Start of SOURCE EXTRACT
Scholarly journals and white papers remain an important way to get important meat science studies and information to the industry. However, there are plenty of ways to get information out to the masses – like podcasts.
Podcasts have become a popular venue for practically any topic. Listeners can find a wealth of options on a consumer level, from true crime and current events to sports, music and more. Regardless of how niche a topic is, there’s probably one or more podcasts devoted to it.
The format is making its way into trade industries, as well. The MeatsPad podcast, according to host Francisco Najar-Villarreal, is a platform to interview talented and brilliant meat scientists in an interactive format that allows for candid discussion and dialogue. Najar-Villarreal, a PhD Candidate in Meat Science at Kansas State University, uses the podcast as another conduit between academia and the meat industry.
“Many of the episodes are designed to address concerns or questions from meat processor inquiries. Meatspad works to identify experts on a variety of meat science and industry topics,” he explains. “The Meatspad discussions help foster and improve communication and knowledge dissemination within the meat science community.”
Najar-Villarreal says that he enjoys the communication aspect of meat science. As a co-instructor of ASI 361 Meat Animal Processing at Kansas State, he works in a hands-on environment to help students grow their knowledge on animal welfare, slaughter, fabrication, etc. The podcast is another way to help keep the lines of communication open in the industry.
“There is very applied research that is conducted and published on a regular basis and sometimes this knowledge does not easily reach our industry partners who could benefit greatly from these findings,” he said. “My desire to help the meat industry move forward by sharing knowledge that can be accessible to the entire industry led me to create the MeatsPad Podcast. Education and research concerning meat production and meat processing, as well as the outreach to implement new intervention technologies to enhance the safety of consumer, will remain an important aspect of my goals.”
End of SOURCE EXTRACT
◆ WORK TO COMPLETE ◆
(a) List the podcast topics that the MeatsPad podcast article names as options for listeners at the consumer level.
(b) Retype the part of the MeatsPad podcast article starting with "Podcasts have become" and going on through "the meat industry.".
Start of EXCERPTED RECORDS
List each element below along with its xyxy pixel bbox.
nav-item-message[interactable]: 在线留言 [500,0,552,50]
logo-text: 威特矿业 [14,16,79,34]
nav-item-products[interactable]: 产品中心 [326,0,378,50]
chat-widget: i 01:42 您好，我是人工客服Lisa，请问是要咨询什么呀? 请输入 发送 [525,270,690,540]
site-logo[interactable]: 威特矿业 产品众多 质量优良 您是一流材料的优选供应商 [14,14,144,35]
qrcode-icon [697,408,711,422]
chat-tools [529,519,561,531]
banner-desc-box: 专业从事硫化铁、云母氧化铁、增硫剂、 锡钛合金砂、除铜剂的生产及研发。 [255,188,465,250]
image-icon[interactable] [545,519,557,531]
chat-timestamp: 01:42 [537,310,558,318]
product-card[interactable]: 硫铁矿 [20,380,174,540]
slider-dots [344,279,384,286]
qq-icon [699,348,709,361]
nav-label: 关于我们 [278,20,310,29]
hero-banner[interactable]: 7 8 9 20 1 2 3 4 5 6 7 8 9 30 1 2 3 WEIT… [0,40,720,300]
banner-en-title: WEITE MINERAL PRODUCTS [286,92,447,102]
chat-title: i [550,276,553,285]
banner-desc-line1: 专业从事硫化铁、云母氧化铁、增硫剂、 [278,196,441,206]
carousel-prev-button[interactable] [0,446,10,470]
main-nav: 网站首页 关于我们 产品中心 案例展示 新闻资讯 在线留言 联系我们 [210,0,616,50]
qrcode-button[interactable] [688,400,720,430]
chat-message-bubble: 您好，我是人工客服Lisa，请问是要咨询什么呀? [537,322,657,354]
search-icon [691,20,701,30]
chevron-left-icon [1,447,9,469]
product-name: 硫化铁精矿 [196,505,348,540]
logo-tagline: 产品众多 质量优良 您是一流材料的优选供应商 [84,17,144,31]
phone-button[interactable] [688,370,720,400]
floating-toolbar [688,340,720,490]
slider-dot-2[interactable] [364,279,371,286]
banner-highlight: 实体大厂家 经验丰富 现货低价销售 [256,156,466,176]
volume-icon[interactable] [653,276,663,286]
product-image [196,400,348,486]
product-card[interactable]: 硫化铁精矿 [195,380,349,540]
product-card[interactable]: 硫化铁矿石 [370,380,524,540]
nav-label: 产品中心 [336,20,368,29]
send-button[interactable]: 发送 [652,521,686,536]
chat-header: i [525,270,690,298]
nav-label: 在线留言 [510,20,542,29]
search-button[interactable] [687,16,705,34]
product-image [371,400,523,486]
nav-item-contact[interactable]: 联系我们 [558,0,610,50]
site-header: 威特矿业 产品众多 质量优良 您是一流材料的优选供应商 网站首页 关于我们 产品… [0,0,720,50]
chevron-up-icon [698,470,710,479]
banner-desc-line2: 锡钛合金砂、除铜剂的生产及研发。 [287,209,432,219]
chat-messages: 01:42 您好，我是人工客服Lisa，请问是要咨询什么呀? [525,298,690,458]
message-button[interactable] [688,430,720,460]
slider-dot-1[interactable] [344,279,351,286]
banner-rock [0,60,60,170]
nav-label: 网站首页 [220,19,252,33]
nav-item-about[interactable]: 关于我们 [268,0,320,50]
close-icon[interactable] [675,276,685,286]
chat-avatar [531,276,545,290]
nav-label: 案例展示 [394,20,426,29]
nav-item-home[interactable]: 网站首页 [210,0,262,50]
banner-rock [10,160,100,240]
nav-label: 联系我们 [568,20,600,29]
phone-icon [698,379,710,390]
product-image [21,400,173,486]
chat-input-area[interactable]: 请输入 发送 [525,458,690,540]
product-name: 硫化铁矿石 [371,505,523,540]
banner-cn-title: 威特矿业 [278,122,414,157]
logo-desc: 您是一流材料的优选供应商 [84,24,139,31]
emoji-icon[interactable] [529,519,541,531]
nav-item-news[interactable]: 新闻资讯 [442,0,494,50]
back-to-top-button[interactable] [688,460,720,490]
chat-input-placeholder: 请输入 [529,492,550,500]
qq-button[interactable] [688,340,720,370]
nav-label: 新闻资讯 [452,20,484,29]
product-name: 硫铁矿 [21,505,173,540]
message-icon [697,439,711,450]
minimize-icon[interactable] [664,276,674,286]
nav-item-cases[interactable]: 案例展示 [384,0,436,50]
End of EXCERPTED RECORDS
◆ RESULTS OF THE EXERCISE ◆
(a)
- true crime
- current events
- sports
- music

(b)
Podcasts have become a popular venue for practically any topic. Listeners can find a wealth of options on a consumer level, from true crime and current events to sports, music and more. Regardless of how niche a topic is, there’s probably one or more podcasts devoted to it.
The format is making its way into trade industries, as well. The MeatsPad podcast, according to host Francisco Najar-Villarreal, is a platform to interview talented and brilliant meat scientists in an interactive format that allows for candid discussion and dialogue. Najar-Villarreal, a PhD Candidate in Meat Science at Kansas State University, uses the podcast as another conduit between academia and the meat industry.